Entries taken from a collection

□ □ □

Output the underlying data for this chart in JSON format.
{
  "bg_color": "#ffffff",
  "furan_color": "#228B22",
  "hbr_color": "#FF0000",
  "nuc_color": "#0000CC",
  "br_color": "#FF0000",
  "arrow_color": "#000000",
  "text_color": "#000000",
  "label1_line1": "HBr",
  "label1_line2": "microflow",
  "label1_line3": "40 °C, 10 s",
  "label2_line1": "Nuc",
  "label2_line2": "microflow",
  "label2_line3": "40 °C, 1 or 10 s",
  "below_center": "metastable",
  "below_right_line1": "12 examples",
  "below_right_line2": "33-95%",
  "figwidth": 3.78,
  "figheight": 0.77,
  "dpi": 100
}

□ □ □

Output all preceding records character for character.

Output the underlying data for this chart in JSON format.
{
  "bg_color": "#ffffff",
  "furan_color": "#228B22",
  "hbr_color": "#FF0000",
  "nuc_color": "#0000CC",
  "br_color": "#FF0000",
  "arrow_color": "#000000",
  "text_color": "#000000",
  "label1_line1": "HBr",
  "label1_line2": "microflow",
  "label1_line3": "40 °C, 10 s",
  "label2_line1": "Nuc",
  "label2_line2": "microflow",
  "label2_line3": "40 °C, 1 or 10 s",
  "below_center": "metastable",
  "below_right_line1": "12 examples",
  "below_right_line2": "33-95%",
  "figwidth": 3.78,
  "figheight": 0.77,
  "dpi": 100
}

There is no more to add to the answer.